::: Data shown :::
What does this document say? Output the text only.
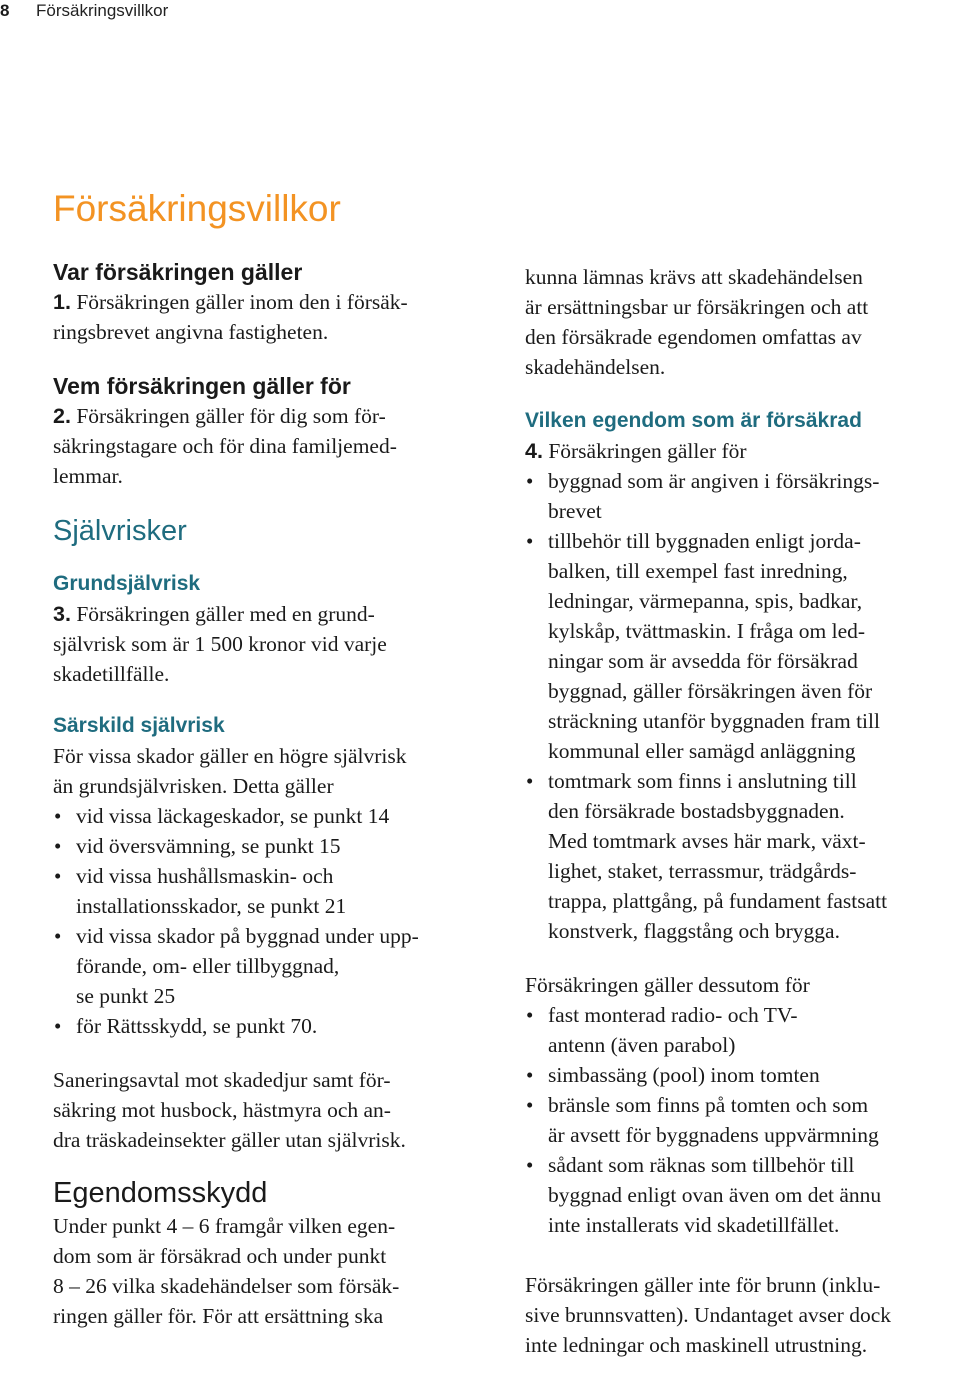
8 Försäkringsvillkor
Försäkringsvillkor
Var försäkringen gäller

1. Försäkringen gäller inom den i försäk-
ringsbrevet angivna fastigheten.

Vem försäkringen gäller för

2. Försäkringen gäller för dig som för-
säkringstagare och för dina familjemed-
lemmar.

Självrisker
Grundsjälvrisk

3. Försäkringen gäller med en grund-
självrisk som är 1 500 kronor vid varje
skadetillfälle.

Särskild självrisk

För vissa skador gäller en högre självrisk
än grundsjälvrisken. Detta gäller

• vid vissa läckageskador, se punkt 14
• vid översvämning, se punkt 15
• vid vissa hushållsmaskin- och
installationsskador, se punkt 21
• vid vissa skador på byggnad under upp-
förande, om- eller tillbyggnad,
se punkt 25
• för Rättsskydd, se punkt 70.

Saneringsavtal mot skadedjur samt för-
säkring mot husbock, hästmyra och an-
dra träskadeinsekter gäller utan självrisk.

Egendomsskydd

Under punkt 4 – 6 framgår vilken egen-
dom som är försäkrad och under punkt
8 – 26 vilka skadehändelser som försäk-
ringen gäller för. För att ersättning ska

kunna lämnas krävs att skadehändelsen
är ersättningsbar ur försäkringen och att
den försäkrade egendomen omfattas av
skadehändelsen.

Vilken egendom som är försäkrad

4. Försäkringen gäller för

• byggnad som är angiven i försäkrings-
brevet
• tillbehör till byggnaden enligt jorda-
balken, till exempel fast inredning,
ledningar, värmepanna, spis, badkar,
kylskåp, tvättmaskin. I fråga om led-
ningar som är avsedda för försäkrad
byggnad, gäller försäkringen även för
sträckning utanför byggnaden fram till
kommunal eller samägd anläggning
• tomtmark som finns i anslutning till
den försäkrade bostadsbyggnaden.
Med tomtmark avses här mark, växt-
lighet, staket, terrassmur, trädgårds-
trappa, plattgång, på fundament fastsatt
konstverk, flaggstång och brygga.

Försäkringen gäller dessutom för

• fast monterad radio- och TV-
antenn (även parabol)
• simbassäng (pool) inom tomten
• bränsle som finns på tomten och som
är avsett för byggnadens uppvärmning
• sådant som räknas som tillbehör till
byggnad enligt ovan även om det ännu
inte installerats vid skadetillfället.

Försäkringen gäller inte för brunn (inklu-
sive brunnsvatten). Undantaget avser dock
inte ledningar och maskinell utrustning.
:::
### Task description
From the entries above, extract every line where the word "enligt" appears.

### Answer to the problem
• tillbehör till byggnaden enligt jorda-
byggnad enligt ovan även om det ännu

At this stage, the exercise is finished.